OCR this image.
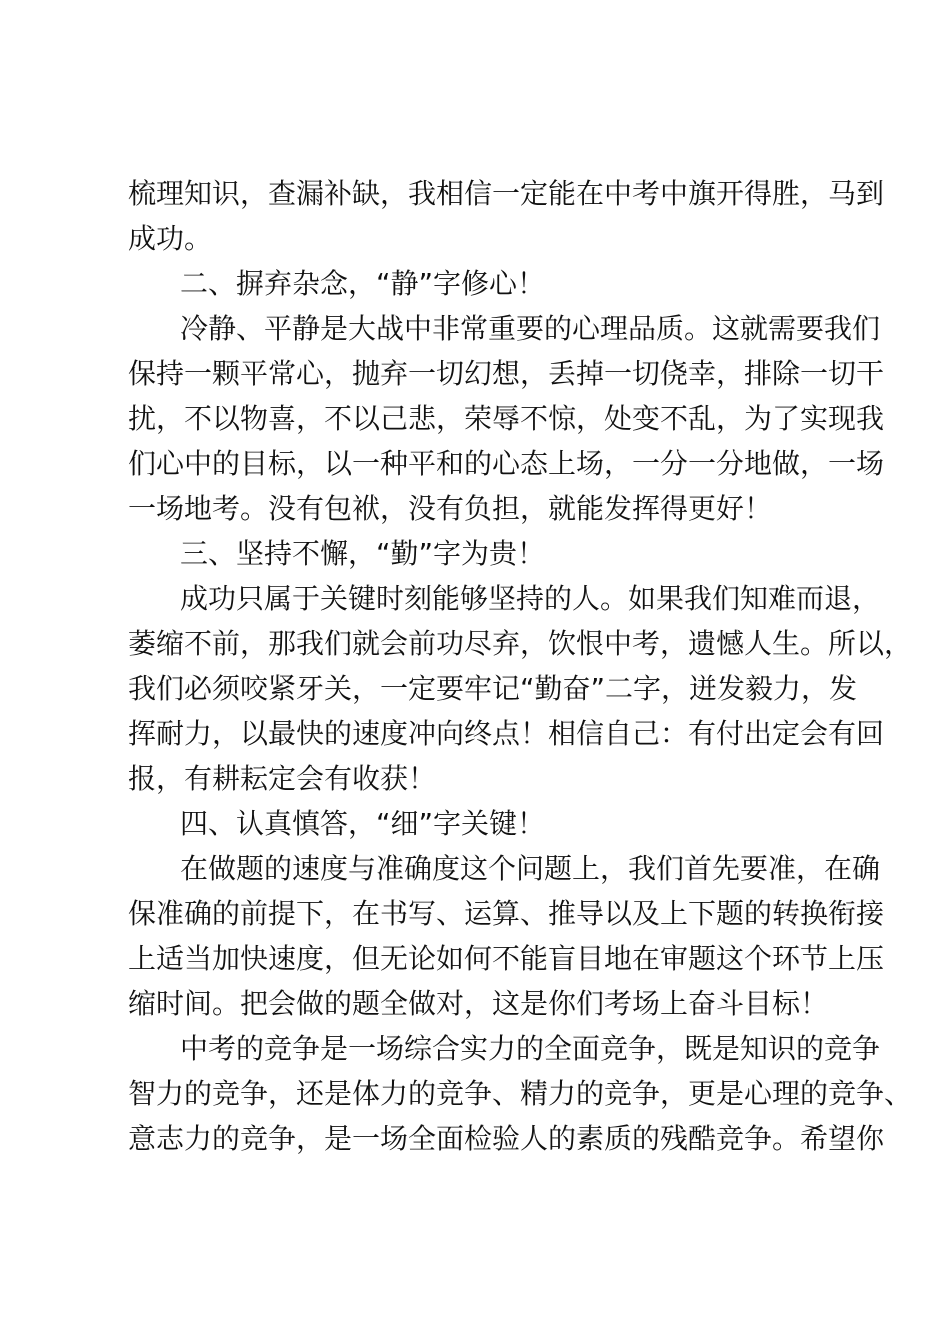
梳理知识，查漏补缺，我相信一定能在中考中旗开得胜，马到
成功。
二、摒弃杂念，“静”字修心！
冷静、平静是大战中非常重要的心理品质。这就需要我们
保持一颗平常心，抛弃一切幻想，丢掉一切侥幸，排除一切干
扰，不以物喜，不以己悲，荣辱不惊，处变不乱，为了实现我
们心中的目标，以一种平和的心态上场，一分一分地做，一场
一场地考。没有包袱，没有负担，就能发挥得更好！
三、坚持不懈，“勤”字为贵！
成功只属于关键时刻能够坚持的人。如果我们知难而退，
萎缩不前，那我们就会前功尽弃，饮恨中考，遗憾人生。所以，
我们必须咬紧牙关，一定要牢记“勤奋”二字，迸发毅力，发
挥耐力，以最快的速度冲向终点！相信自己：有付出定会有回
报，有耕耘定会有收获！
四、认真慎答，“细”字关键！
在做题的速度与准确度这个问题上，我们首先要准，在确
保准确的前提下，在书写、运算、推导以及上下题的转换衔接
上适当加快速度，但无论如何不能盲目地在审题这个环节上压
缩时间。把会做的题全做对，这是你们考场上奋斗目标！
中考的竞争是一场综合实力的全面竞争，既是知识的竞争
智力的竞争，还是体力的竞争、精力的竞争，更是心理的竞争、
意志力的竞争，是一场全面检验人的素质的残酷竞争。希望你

---------------

#### TASK REQUIREMENTS:
Without including any picture, repeat the data exactly.

#### PROBLEM SOLUTION:
OCR this image.
梳理知识，查漏补缺，我相信一定能在中考中旗开得胜，马到
成功。
二、摒弃杂念，“静”字修心！
冷静、平静是大战中非常重要的心理品质。这就需要我们
保持一颗平常心，抛弃一切幻想，丢掉一切侥幸，排除一切干
扰，不以物喜，不以己悲，荣辱不惊，处变不乱，为了实现我
们心中的目标，以一种平和的心态上场，一分一分地做，一场
一场地考。没有包袱，没有负担，就能发挥得更好！
三、坚持不懈，“勤”字为贵！
成功只属于关键时刻能够坚持的人。如果我们知难而退，
萎缩不前，那我们就会前功尽弃，饮恨中考，遗憾人生。所以，
我们必须咬紧牙关，一定要牢记“勤奋”二字，迸发毅力，发
挥耐力，以最快的速度冲向终点！相信自己：有付出定会有回
报，有耕耘定会有收获！
四、认真慎答，“细”字关键！
在做题的速度与准确度这个问题上，我们首先要准，在确
保准确的前提下，在书写、运算、推导以及上下题的转换衔接
上适当加快速度，但无论如何不能盲目地在审题这个环节上压
缩时间。把会做的题全做对，这是你们考场上奋斗目标！
中考的竞争是一场综合实力的全面竞争，既是知识的竞争
智力的竞争，还是体力的竞争、精力的竞争，更是心理的竞争、
意志力的竞争，是一场全面检验人的素质的残酷竞争。希望你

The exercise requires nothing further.